Transcribe all of the data exactly. Omit the pictures.

--- start of Entries supplied ---

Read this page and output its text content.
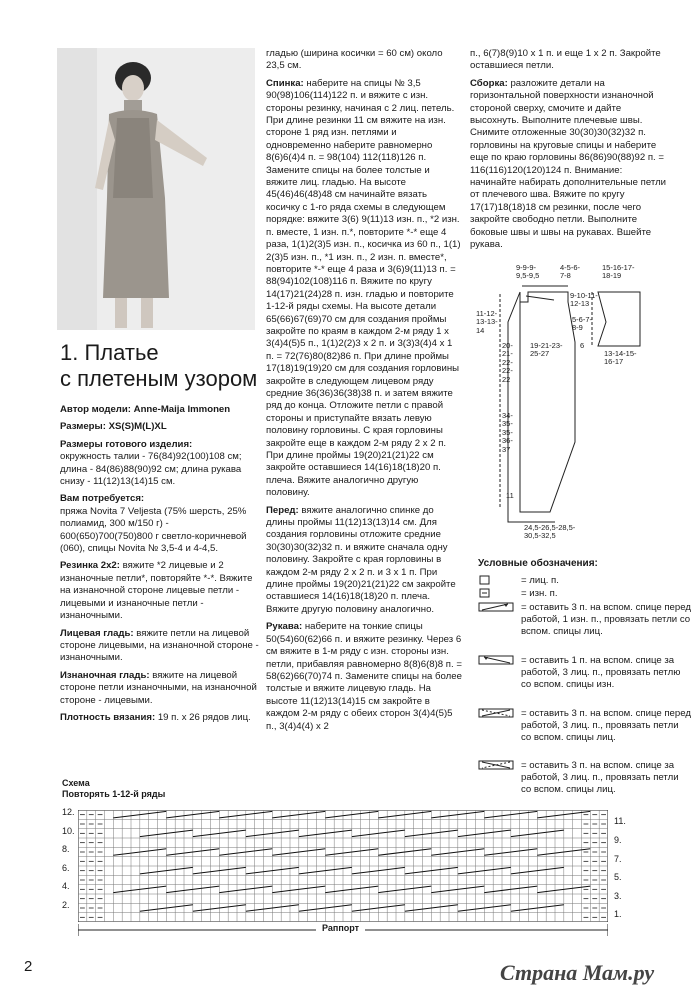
1. Платье
с плетеным узором

Автор модели: Anne-Maija Immonen

Размеры: XS(S)M(L)XL

Размеры готового изделия:
окружность талии - 76(84)92(100)108 см; длина - 84(86)88(90)92 см; длина рукава снизу - 11(12)13(14)15 см.

Вам потребуется:
пряжа Novita 7 Veljesta (75% шерсть, 25% полиамид, 300 м/150 г) - 600(650)700(750)800 г светло-коричневой (060), спицы Novita № 3,5-4 и 4-4,5.

Резинка 2х2: вяжите *2 лицевые и 2 изнаночные петли*, повторяйте *-*. Вяжите на изнаночной стороне лицевые петли - лицевыми и изнаночные петли - изнаночными.

Лицевая гладь: вяжите петли на лицевой стороне лицевыми, на изнаночной стороне - изнаночными.

Изнаночная гладь: вяжите на лицевой стороне петли изнаночными, на изнаночной стороне - лицевыми.

Плотность вязания: 19 п. х 26 рядов лиц.

гладью (ширина косички = 60 см) около 23,5 см.

Спинка: наберите на спицы № 3,5 90(98)106(114)122 п. и вяжите с изн. стороны резинку, начиная с 2 лиц. петель. При длине резинки 11 см вяжите на изн. стороне 1 ряд изн. петлями и одновременно наберите равномерно 8(6)6(4)4 п. = 98(104) 112(118)126 п. Замените спицы на более толстые и вяжите лиц. гладью. На высоте 45(46)46(48)48 см начинайте вязать косичку с 1-го ряда схемы в следующем порядке: вяжите 3(6) 9(11)13 изн. п., *2 изн. п. вместе, 1 изн. п.*, повторите *-* еще 4 раза, 1(1)2(3)5 изн. п., косичка из 60 п., 1(1) 2(3)5 изн. п., *1 изн. п., 2 изн. п. вместе*, повторите *-* еще 4 раза и 3(6)9(11)13 п. = 88(94)102(108)116 п. Вяжите по кругу 14(17)21(24)28 п. изн. гладью и повторите 1-12-й ряды схемы. На высоте детали 65(66)67(69)70 см для создания проймы закройте по краям в каждом 2-м ряду 1 х 3(4)4(5)5 п., 1(1)2(2)3 х 2 п. и 3(3)3(4)4 х 1 п. = 72(76)80(82)86 п. При длине проймы 17(18)19(19)20 см для создания горловины закройте в следующем лицевом ряду средние 36(36)36(38)38 п. и затем вяжите ряд до конца. Отложите петли с правой стороны и приступайте вязать левую половину горловины. С края горловины закройте еще в каждом 2-м ряду 2 х 2 п. При длине проймы 19(20)21(21)22 см закройте оставшиеся 14(16)18(18)20 п. плеча. Вяжите аналогично другую половину.

Перед: вяжите аналогично спинке до длины проймы 11(12)13(13)14 см. Для создания горловины отложите средние 30(30)30(32)32 п. и вяжите сначала одну половину. Закройте с края горловины в каждом 2-м ряду 2 х 2 п. и 3 х 1 п. При длине проймы 19(20)21(21)22 см закройте оставшиеся 14(16)18(18)20 п. плеча. Вяжите другую половину аналогично.

Рукава: наберите на тонкие спицы 50(54)60(62)66 п. и вяжите резинку. Через 6 см вяжите в 1-м ряду с изн. стороны изн. петли, прибавляя равномерно 8(8)6(8)8 п. = 58(62)66(70)74 п. Замените спицы на более толстые и вяжите лицевую гладь. На высоте 11(12)13(14)15 см закройте в каждом 2-м ряду с обеих сторон 3(4)4(5)5 п., 3(4)4(4) х 2

п., 6(7)8(9)10 х 1 п. и еще 1 х 2 п. Закройте оставшиеся петли.

Сборка: разложите детали на горизонтальной поверхности изнаночной стороной сверху, смочите и дайте высохнуть. Выполните плечевые швы. Снимите отложенные 30(30)30(32)32 п. горловины на круговые спицы и наберите еще по краю горловины 86(86)90(88)92 п. = 116(116)120(120)124 п. Внимание: начинайте набирать дополнительные петли от плечевого шва. Вяжите по кругу 17(17)18(18)18 см резинки, после чего закройте свободно петли. Выполните боковые швы и швы на рукавах. Вшейте рукава.

9-9-9-
9,5-9,5
4-5-6-
7-8
15-16-17-
18-19
11-12-
13-13-
14
20-
21-
22-
22-
22
19-21-23-
25-27
34-
35-
35-
36-
37
11
24,5-26,5-28,5-
30,5-32,5
9-10-11-
12-13
5-6-7-
8-9
6
13-14-15-
16-17
Условные обозначения:
= лиц. п.
= изн. п.
= оставить 3 п. на вспом. спице перед работой, 1 изн. п., провязать петли со вспом. спицы лиц.
= оставить 1 п. на вспом. спице за работой, 3 лиц. п., провязать петлю со вспом. спицы изн.
= оставить 3 п. на вспом. спице перед работой, 3 лиц. п., провязать петли со вспом. спицы лиц.
= оставить 3 п. на вспом. спице за работой, 3 лиц. п., провязать петли со вспом. спицы лиц.
Схема
Повторять 1-12-й ряды
12.
10.
8.
6.
4.
2.
11.
9.
7.
5.
3.
1.
Раппорт
2	Страна Мам.ру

--- end of Entries supplied ---

Response below —
Read this page and output its text content.
1. Платье
с плетеным узором

Автор модели: Anne-Maija Immonen

Размеры: XS(S)M(L)XL

Размеры готового изделия:
окружность талии - 76(84)92(100)108 см; длина - 84(86)88(90)92 см; длина рукава снизу - 11(12)13(14)15 см.

Вам потребуется:
пряжа Novita 7 Veljesta (75% шерсть, 25% полиамид, 300 м/150 г) - 600(650)700(750)800 г светло-коричневой (060), спицы Novita № 3,5-4 и 4-4,5.

Резинка 2х2: вяжите *2 лицевые и 2 изнаночные петли*, повторяйте *-*. Вяжите на изнаночной стороне лицевые петли - лицевыми и изнаночные петли - изнаночными.

Лицевая гладь: вяжите петли на лицевой стороне лицевыми, на изнаночной стороне - изнаночными.

Изнаночная гладь: вяжите на лицевой стороне петли изнаночными, на изнаночной стороне - лицевыми.

Плотность вязания: 19 п. х 26 рядов лиц.

гладью (ширина косички = 60 см) около 23,5 см.

Спинка: наберите на спицы № 3,5 90(98)106(114)122 п. и вяжите с изн. стороны резинку, начиная с 2 лиц. петель. При длине резинки 11 см вяжите на изн. стороне 1 ряд изн. петлями и одновременно наберите равномерно 8(6)6(4)4 п. = 98(104) 112(118)126 п. Замените спицы на более толстые и вяжите лиц. гладью. На высоте 45(46)46(48)48 см начинайте вязать косичку с 1-го ряда схемы в следующем порядке: вяжите 3(6) 9(11)13 изн. п., *2 изн. п. вместе, 1 изн. п.*, повторите *-* еще 4 раза, 1(1)2(3)5 изн. п., косичка из 60 п., 1(1) 2(3)5 изн. п., *1 изн. п., 2 изн. п. вместе*, повторите *-* еще 4 раза и 3(6)9(11)13 п. = 88(94)102(108)116 п. Вяжите по кругу 14(17)21(24)28 п. изн. гладью и повторите 1-12-й ряды схемы. На высоте детали 65(66)67(69)70 см для создания проймы закройте по краям в каждом 2-м ряду 1 х 3(4)4(5)5 п., 1(1)2(2)3 х 2 п. и 3(3)3(4)4 х 1 п. = 72(76)80(82)86 п. При длине проймы 17(18)19(19)20 см для создания горловины закройте в следующем лицевом ряду средние 36(36)36(38)38 п. и затем вяжите ряд до конца. Отложите петли с правой стороны и приступайте вязать левую половину горловины. С края горловины закройте еще в каждом 2-м ряду 2 х 2 п. При длине проймы 19(20)21(21)22 см закройте оставшиеся 14(16)18(18)20 п. плеча. Вяжите аналогично другую половину.

Перед: вяжите аналогично спинке до длины проймы 11(12)13(13)14 см. Для создания горловины отложите средние 30(30)30(32)32 п. и вяжите сначала одну половину. Закройте с края горловины в каждом 2-м ряду 2 х 2 п. и 3 х 1 п. При длине проймы 19(20)21(21)22 см закройте оставшиеся 14(16)18(18)20 п. плеча. Вяжите другую половину аналогично.

Рукава: наберите на тонкие спицы 50(54)60(62)66 п. и вяжите резинку. Через 6 см вяжите в 1-м ряду с изн. стороны изн. петли, прибавляя равномерно 8(8)6(8)8 п. = 58(62)66(70)74 п. Замените спицы на более толстые и вяжите лицевую гладь. На высоте 11(12)13(14)15 см закройте в каждом 2-м ряду с обеих сторон 3(4)4(5)5 п., 3(4)4(4) х 2

п., 6(7)8(9)10 х 1 п. и еще 1 х 2 п. Закройте оставшиеся петли.

Сборка: разложите детали на горизонтальной поверхности изнаночной стороной сверху, смочите и дайте высохнуть. Выполните плечевые швы. Снимите отложенные 30(30)30(32)32 п. горловины на круговые спицы и наберите еще по краю горловины 86(86)90(88)92 п. = 116(116)120(120)124 п. Внимание: начинайте набирать дополнительные петли от плечевого шва. Вяжите по кругу 17(17)18(18)18 см резинки, после чего закройте свободно петли. Выполните боковые швы и швы на рукавах. Вшейте рукава.

9-9-9-
9,5-9,5
4-5-6-
7-8
15-16-17-
18-19
11-12-
13-13-
14
20-
21-
22-
22-
22
19-21-23-
25-27
34-
35-
35-
36-
37
11
24,5-26,5-28,5-
30,5-32,5
9-10-11-
12-13
5-6-7-
8-9
6
13-14-15-
16-17
Условные обозначения:
= лиц. п.
= изн. п.
= оставить 3 п. на вспом. спице перед работой, 1 изн. п., провязать петли со вспом. спицы лиц.
= оставить 1 п. на вспом. спице за работой, 3 лиц. п., провязать петлю со вспом. спицы изн.
= оставить 3 п. на вспом. спице перед работой, 3 лиц. п., провязать петли со вспом. спицы лиц.
= оставить 3 п. на вспом. спице за работой, 3 лиц. п., провязать петли со вспом. спицы лиц.
Схема
Повторять 1-12-й ряды
12.
10.
8.
6.
4.
2.
11.
9.
7.
5.
3.
1.
Раппорт
2	Страна Мам.ру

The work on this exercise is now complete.